Extract the lines that hold the string "IRPINO".

*Exercise data*:
* * *
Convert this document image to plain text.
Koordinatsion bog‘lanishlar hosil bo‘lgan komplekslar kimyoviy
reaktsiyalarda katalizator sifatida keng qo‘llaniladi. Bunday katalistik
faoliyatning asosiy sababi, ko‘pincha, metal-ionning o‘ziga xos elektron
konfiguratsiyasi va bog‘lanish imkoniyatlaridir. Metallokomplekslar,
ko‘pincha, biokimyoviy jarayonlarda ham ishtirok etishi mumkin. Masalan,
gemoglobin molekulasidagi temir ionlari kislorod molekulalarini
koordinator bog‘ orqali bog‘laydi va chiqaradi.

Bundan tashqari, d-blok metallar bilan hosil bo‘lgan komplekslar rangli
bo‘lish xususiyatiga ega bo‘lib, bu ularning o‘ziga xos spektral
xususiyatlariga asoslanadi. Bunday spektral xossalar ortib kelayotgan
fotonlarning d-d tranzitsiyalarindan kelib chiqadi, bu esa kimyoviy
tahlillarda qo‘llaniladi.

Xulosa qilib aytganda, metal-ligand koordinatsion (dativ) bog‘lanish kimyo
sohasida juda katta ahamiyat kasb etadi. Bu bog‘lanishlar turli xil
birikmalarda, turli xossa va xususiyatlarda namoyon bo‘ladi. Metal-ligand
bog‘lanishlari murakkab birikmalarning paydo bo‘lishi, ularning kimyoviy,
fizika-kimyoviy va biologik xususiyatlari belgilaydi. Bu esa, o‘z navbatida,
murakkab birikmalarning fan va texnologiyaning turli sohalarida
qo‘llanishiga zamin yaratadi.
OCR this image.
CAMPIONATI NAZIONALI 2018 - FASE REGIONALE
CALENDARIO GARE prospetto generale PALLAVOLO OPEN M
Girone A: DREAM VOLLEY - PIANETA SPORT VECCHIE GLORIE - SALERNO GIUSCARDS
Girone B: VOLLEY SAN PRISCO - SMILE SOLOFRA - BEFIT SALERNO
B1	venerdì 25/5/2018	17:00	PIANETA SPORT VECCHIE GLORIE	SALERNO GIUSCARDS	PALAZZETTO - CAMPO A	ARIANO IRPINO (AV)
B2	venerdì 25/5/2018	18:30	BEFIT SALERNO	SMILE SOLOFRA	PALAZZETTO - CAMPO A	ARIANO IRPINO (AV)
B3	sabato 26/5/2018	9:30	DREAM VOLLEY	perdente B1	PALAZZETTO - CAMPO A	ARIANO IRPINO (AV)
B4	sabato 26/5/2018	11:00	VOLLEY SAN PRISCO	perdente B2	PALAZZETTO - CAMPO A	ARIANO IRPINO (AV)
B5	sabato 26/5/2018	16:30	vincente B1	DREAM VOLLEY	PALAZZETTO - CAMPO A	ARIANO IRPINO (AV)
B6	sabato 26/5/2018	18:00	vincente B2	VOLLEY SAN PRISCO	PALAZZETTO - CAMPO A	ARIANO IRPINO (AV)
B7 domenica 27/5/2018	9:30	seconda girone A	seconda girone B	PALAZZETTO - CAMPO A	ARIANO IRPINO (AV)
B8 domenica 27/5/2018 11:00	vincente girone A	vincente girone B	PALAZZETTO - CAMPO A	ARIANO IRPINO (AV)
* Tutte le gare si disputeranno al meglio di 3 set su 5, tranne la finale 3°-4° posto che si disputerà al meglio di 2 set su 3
* * *
*The solution*:
B1	venerdì 25/5/2018	17:00	PIANETA SPORT VECCHIE GLORIE	SALERNO GIUSCARDS	PALAZZETTO - CAMPO A	ARIANO IRPINO (AV)
B2	venerdì 25/5/2018	18:30	BEFIT SALERNO	SMILE SOLOFRA	PALAZZETTO - CAMPO A	ARIANO IRPINO (AV)
B3	sabato 26/5/2018	9:30	DREAM VOLLEY	perdente B1	PALAZZETTO - CAMPO A	ARIANO IRPINO (AV)
B4	sabato 26/5/2018	11:00	VOLLEY SAN PRISCO	perdente B2	PALAZZETTO - CAMPO A	ARIANO IRPINO (AV)
B5	sabato 26/5/2018	16:30	vincente B1	DREAM VOLLEY	PALAZZETTO - CAMPO A	ARIANO IRPINO (AV)
B6	sabato 26/5/2018	18:00	vincente B2	VOLLEY SAN PRISCO	PALAZZETTO - CAMPO A	ARIANO IRPINO (AV)
B7 domenica 27/5/2018	9:30	seconda girone A	seconda girone B	PALAZZETTO - CAMPO A	ARIANO IRPINO (AV)
B8 domenica 27/5/2018 11:00	vincente girone A	vincente girone B	PALAZZETTO - CAMPO A	ARIANO IRPINO (AV)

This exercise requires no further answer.